## INSTRUCTION
Would you pull out every line of the material that contains the string "image"?

## INPUT MATERIAL
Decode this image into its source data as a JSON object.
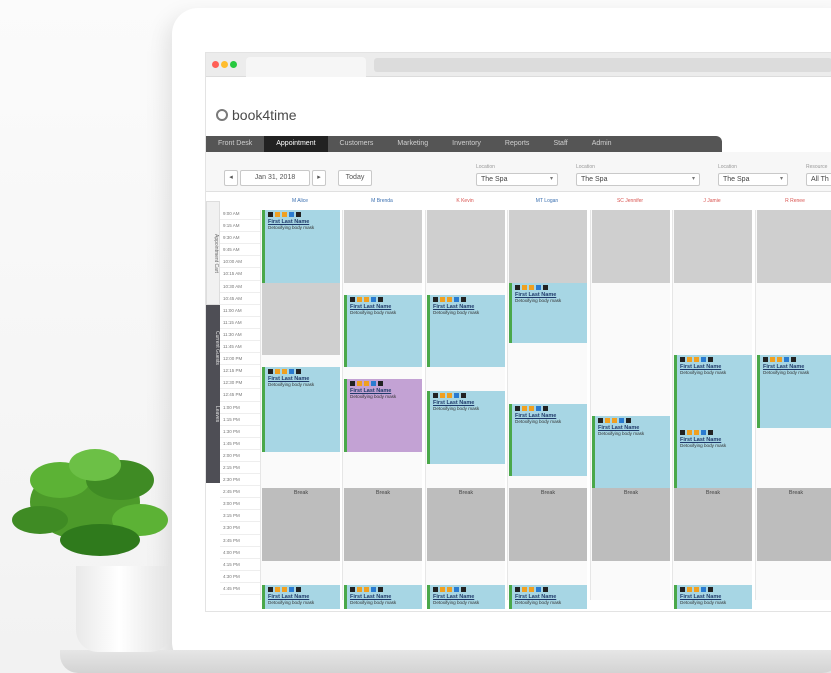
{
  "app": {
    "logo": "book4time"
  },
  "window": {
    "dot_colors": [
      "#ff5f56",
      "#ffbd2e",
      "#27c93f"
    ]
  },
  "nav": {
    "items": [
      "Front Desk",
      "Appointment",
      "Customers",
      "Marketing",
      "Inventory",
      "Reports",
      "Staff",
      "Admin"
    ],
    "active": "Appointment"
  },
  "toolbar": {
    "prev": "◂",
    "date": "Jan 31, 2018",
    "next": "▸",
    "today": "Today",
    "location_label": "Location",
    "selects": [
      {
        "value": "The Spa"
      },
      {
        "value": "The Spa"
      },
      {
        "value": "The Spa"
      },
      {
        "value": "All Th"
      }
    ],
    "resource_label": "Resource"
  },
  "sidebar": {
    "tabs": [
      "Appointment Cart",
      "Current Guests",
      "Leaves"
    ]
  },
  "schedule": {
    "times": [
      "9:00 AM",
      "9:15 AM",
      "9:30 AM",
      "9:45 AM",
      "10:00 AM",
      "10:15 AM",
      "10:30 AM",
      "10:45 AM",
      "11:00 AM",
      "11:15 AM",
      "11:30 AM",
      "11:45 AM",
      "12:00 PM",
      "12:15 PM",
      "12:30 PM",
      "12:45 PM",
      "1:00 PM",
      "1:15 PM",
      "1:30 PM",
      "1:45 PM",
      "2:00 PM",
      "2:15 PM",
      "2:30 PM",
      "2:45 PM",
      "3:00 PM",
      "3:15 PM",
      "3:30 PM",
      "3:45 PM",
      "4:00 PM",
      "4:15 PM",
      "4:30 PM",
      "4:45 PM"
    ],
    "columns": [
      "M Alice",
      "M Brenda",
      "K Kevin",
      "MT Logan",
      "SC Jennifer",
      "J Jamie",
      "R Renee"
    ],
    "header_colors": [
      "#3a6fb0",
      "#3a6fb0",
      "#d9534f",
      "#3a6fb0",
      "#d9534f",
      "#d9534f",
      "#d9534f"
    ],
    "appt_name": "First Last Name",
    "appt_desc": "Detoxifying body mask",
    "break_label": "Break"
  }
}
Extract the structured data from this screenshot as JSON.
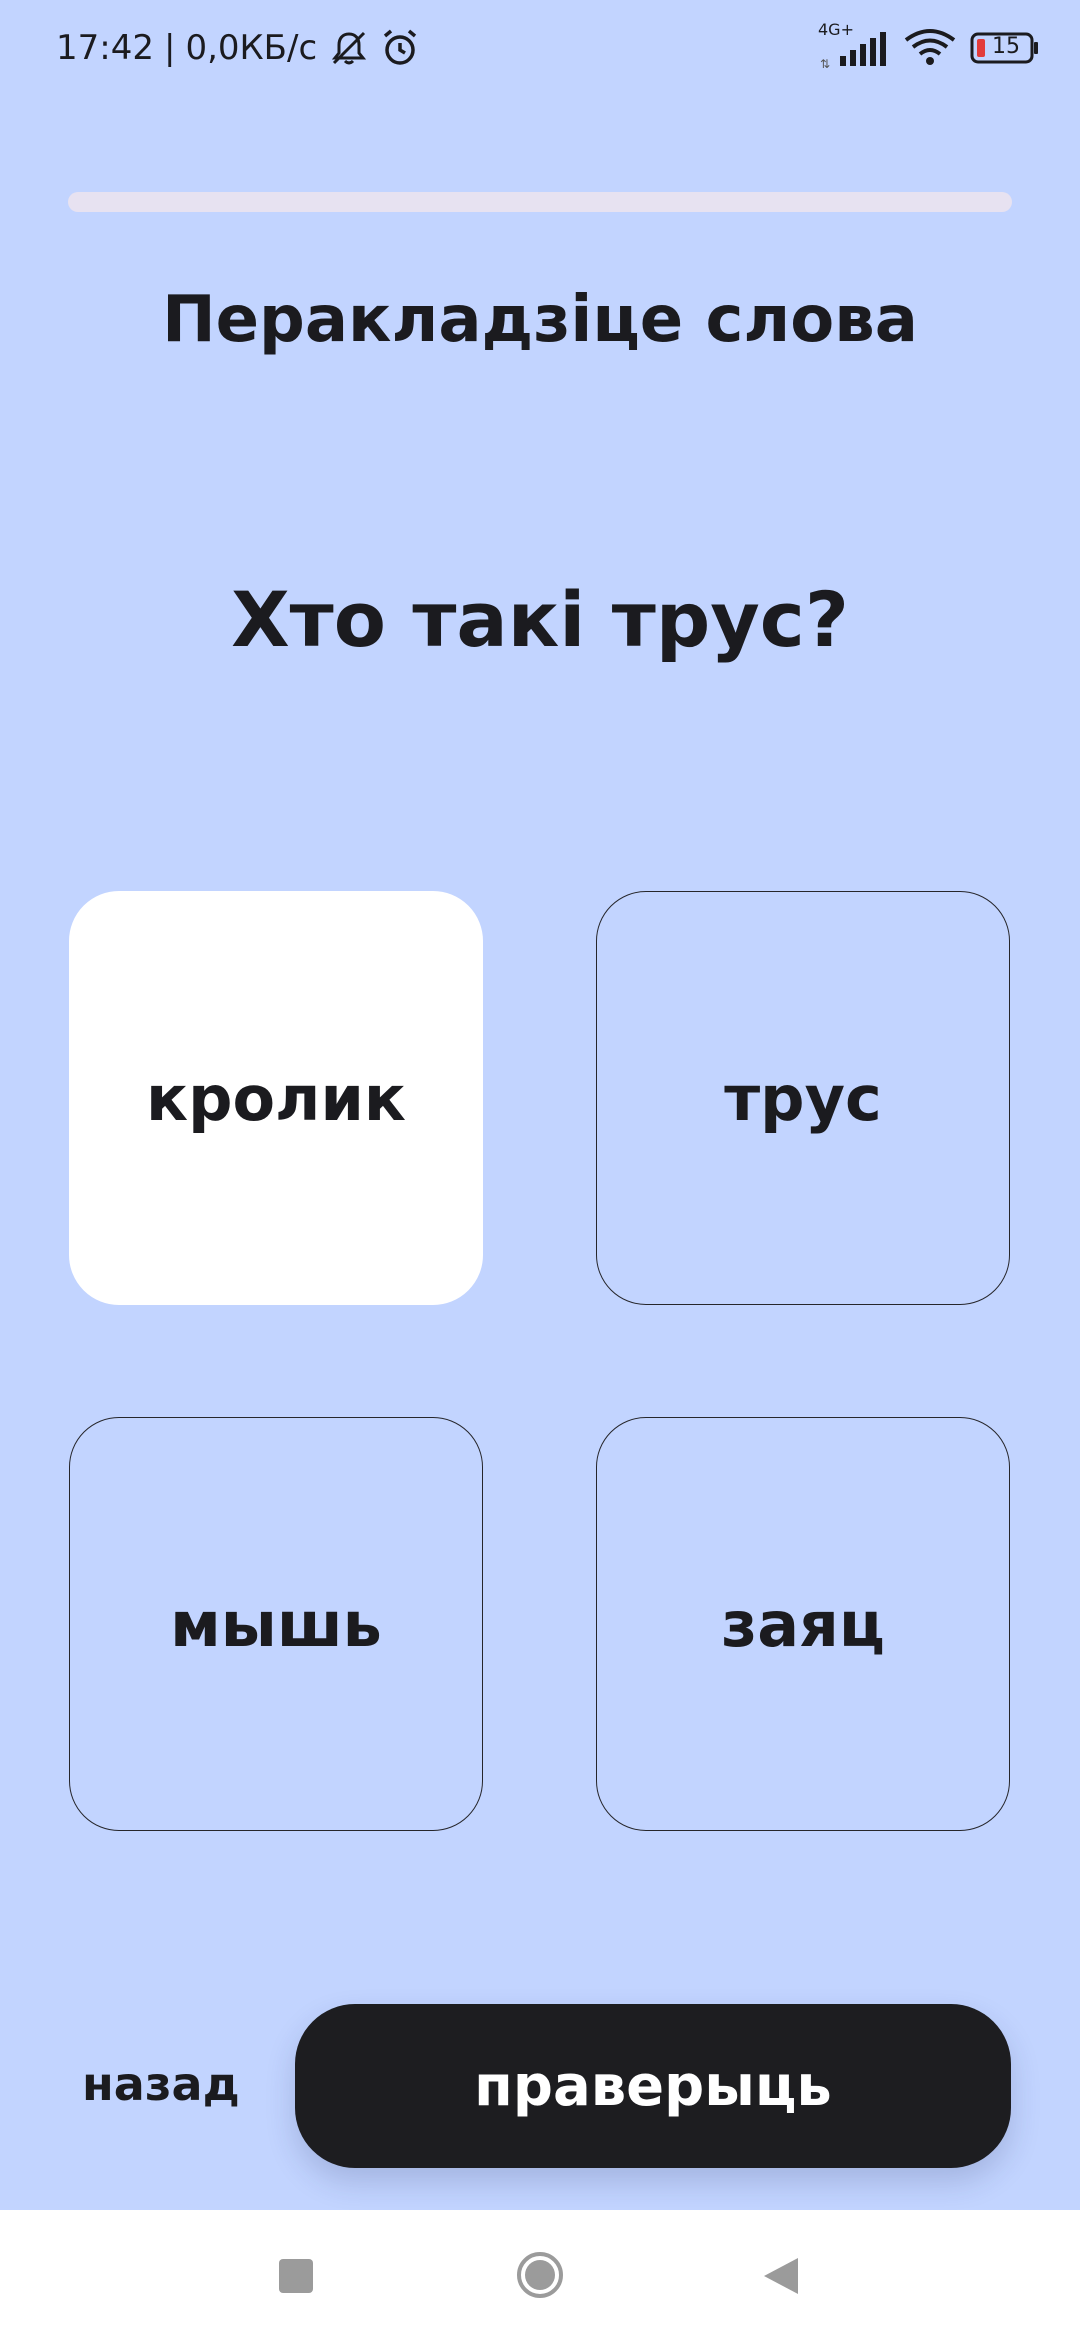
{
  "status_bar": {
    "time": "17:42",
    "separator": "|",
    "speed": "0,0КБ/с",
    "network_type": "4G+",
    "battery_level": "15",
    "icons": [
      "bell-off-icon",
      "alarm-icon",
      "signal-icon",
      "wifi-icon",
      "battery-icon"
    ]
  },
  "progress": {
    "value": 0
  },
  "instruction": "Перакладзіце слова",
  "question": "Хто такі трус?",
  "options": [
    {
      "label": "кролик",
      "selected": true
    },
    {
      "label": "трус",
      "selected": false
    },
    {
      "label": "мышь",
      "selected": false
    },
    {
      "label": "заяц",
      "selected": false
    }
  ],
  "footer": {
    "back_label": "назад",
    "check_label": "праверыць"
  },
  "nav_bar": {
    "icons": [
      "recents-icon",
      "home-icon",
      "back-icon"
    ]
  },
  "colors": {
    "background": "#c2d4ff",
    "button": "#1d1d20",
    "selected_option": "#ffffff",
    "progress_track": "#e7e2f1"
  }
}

---

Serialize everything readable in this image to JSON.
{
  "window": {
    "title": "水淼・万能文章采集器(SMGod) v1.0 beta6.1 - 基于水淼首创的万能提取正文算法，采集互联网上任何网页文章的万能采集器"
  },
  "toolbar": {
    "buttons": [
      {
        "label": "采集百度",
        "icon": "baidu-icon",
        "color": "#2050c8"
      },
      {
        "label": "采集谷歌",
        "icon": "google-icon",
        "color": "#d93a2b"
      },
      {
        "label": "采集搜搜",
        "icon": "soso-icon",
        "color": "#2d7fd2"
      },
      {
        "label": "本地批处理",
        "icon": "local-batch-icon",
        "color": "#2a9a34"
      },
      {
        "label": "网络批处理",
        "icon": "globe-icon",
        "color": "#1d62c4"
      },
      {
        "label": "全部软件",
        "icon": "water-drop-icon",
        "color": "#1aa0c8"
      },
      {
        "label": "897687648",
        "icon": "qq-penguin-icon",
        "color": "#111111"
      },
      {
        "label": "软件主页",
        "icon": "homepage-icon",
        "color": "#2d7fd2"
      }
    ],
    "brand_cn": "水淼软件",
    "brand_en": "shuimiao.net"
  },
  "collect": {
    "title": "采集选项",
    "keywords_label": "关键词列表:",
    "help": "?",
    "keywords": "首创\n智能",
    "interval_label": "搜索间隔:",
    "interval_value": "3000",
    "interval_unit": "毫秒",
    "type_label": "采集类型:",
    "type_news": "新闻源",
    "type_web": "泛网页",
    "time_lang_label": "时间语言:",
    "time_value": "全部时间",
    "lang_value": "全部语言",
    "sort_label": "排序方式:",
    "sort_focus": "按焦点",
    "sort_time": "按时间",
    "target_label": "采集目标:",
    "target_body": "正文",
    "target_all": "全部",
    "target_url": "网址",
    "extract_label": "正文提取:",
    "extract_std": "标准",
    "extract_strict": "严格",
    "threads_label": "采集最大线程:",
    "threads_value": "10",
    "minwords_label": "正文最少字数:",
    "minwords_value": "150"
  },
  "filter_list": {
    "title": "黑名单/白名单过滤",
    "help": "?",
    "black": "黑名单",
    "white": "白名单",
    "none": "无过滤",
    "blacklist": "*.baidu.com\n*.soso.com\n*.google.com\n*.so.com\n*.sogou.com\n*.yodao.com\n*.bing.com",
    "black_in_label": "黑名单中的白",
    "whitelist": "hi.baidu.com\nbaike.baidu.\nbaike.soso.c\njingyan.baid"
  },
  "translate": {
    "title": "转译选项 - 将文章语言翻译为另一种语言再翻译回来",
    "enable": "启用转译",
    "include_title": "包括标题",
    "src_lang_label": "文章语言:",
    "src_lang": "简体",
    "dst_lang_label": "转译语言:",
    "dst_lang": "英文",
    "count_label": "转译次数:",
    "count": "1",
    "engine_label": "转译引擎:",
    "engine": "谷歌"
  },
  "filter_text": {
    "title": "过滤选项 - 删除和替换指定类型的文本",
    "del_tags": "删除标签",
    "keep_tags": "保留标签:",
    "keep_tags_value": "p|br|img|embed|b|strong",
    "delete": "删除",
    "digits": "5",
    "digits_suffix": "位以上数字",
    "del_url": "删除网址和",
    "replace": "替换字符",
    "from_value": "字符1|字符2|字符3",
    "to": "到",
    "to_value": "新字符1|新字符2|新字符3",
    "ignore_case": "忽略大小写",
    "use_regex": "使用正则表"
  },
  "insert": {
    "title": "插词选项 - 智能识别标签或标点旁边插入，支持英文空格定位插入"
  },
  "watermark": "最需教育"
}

## RESULT FOR THIS TASK
Decode this image into its source data as a JSON object.
Serialize everything readable in this image to JSON.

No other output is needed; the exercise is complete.